Short task — From the entries below, list each line with "Fellow".

Listing —

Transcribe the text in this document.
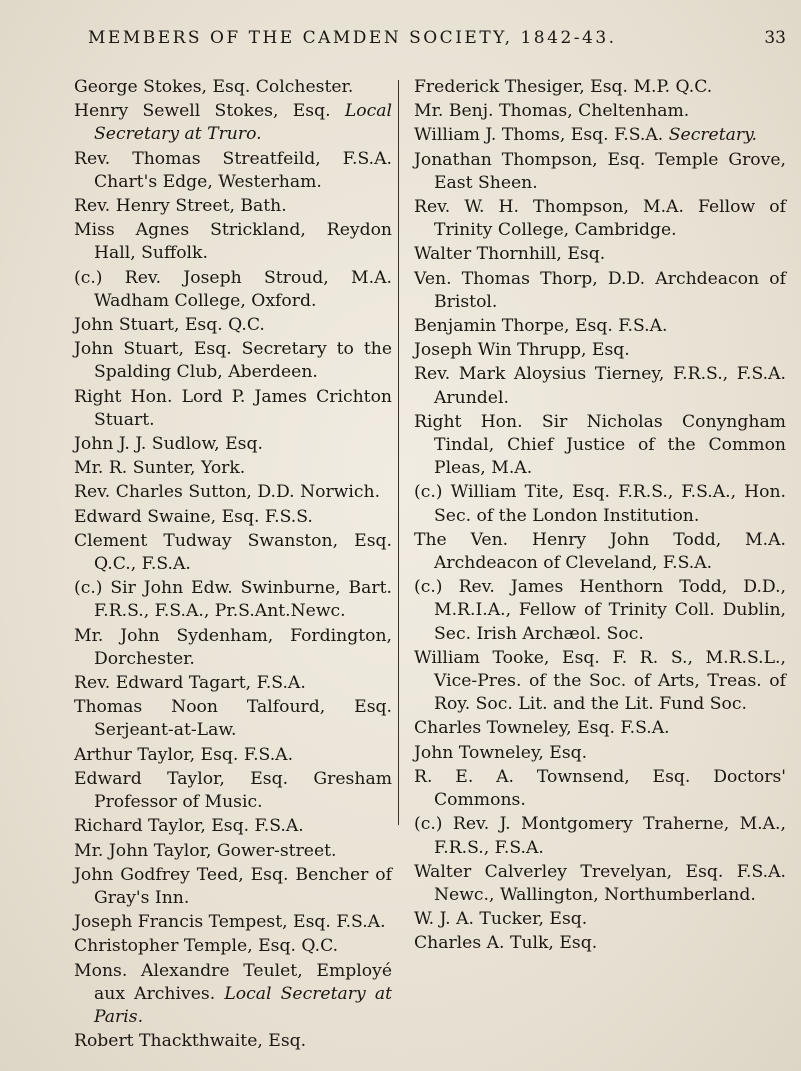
MEMBERS OF THE CAMDEN SOCIETY, 1842-43.	33
George Stokes, Esq. Colchester.
Henry Sewell Stokes, Esq. Local Secretary at Truro.
Rev. Thomas Streatfeild, F.S.A. Chart's Edge, Westerham.
Rev. Henry Street, Bath.
Miss Agnes Strickland, Reydon Hall, Suffolk.
(c.) Rev. Joseph Stroud, M.A. Wadham College, Oxford.
John Stuart, Esq. Q.C.
John Stuart, Esq. Secretary to the Spalding Club, Aberdeen.
Right Hon. Lord P. James Crichton Stuart.
John J. J. Sudlow, Esq.
Mr. R. Sunter, York.
Rev. Charles Sutton, D.D. Norwich.
Edward Swaine, Esq. F.S.S.
Clement Tudway Swanston, Esq. Q.C., F.S.A.
(c.) Sir John Edw. Swinburne, Bart. F.R.S., F.S.A., Pr.S.Ant.Newc.
Mr. John Sydenham, Fordington, Dorchester.
Rev. Edward Tagart, F.S.A.
Thomas Noon Talfourd, Esq. Serjeant-at-Law.
Arthur Taylor, Esq. F.S.A.
Edward Taylor, Esq. Gresham Professor of Music.
Richard Taylor, Esq. F.S.A.
Mr. John Taylor, Gower-street.
John Godfrey Teed, Esq. Bencher of Gray's Inn.
Joseph Francis Tempest, Esq. F.S.A.
Christopher Temple, Esq. Q.C.
Mons. Alexandre Teulet, Employé aux Archives. Local Secretary at Paris.
Robert Thackthwaite, Esq.
Frederick Thesiger, Esq. M.P. Q.C.
Mr. Benj. Thomas, Cheltenham.
William J. Thoms, Esq. F.S.A. Secretary.
Jonathan Thompson, Esq. Temple Grove, East Sheen.
Rev. W. H. Thompson, M.A. Fellow of Trinity College, Cambridge.
Walter Thornhill, Esq.
Ven. Thomas Thorp, D.D. Archdeacon of Bristol.
Benjamin Thorpe, Esq. F.S.A.
Joseph Win Thrupp, Esq.
Rev. Mark Aloysius Tierney, F.R.S., F.S.A. Arundel.
Right Hon. Sir Nicholas Conyngham Tindal, Chief Justice of the Common Pleas, M.A.
(c.) William Tite, Esq. F.R.S., F.S.A., Hon. Sec. of the London Institution.
The Ven. Henry John Todd, M.A. Archdeacon of Cleveland, F.S.A.
(c.) Rev. James Henthorn Todd, D.D., M.R.I.A., Fellow of Trinity Coll. Dublin, Sec. Irish Archæol. Soc.
William Tooke, Esq. F. R. S., M.R.S.L., Vice-Pres. of the Soc. of Arts, Treas. of Roy. Soc. Lit. and the Lit. Fund Soc.
Charles Towneley, Esq. F.S.A.
John Towneley, Esq.
R. E. A. Townsend, Esq. Doctors' Commons.
(c.) Rev. J. Montgomery Traherne, M.A., F.R.S., F.S.A.
Walter Calverley Trevelyan, Esq. F.S.A. Newc., Wallington, Northumberland.
W. J. A. Tucker, Esq.
Charles A. Tulk, Esq.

Answer to this problem —
Rev. W. H. Thompson, M.A. Fellow of Trinity College, Cambridge.
(c.) Rev. James Henthorn Todd, D.D., M.R.I.A., Fellow of Trinity Coll. Dublin, Sec. Irish Archæol. Soc.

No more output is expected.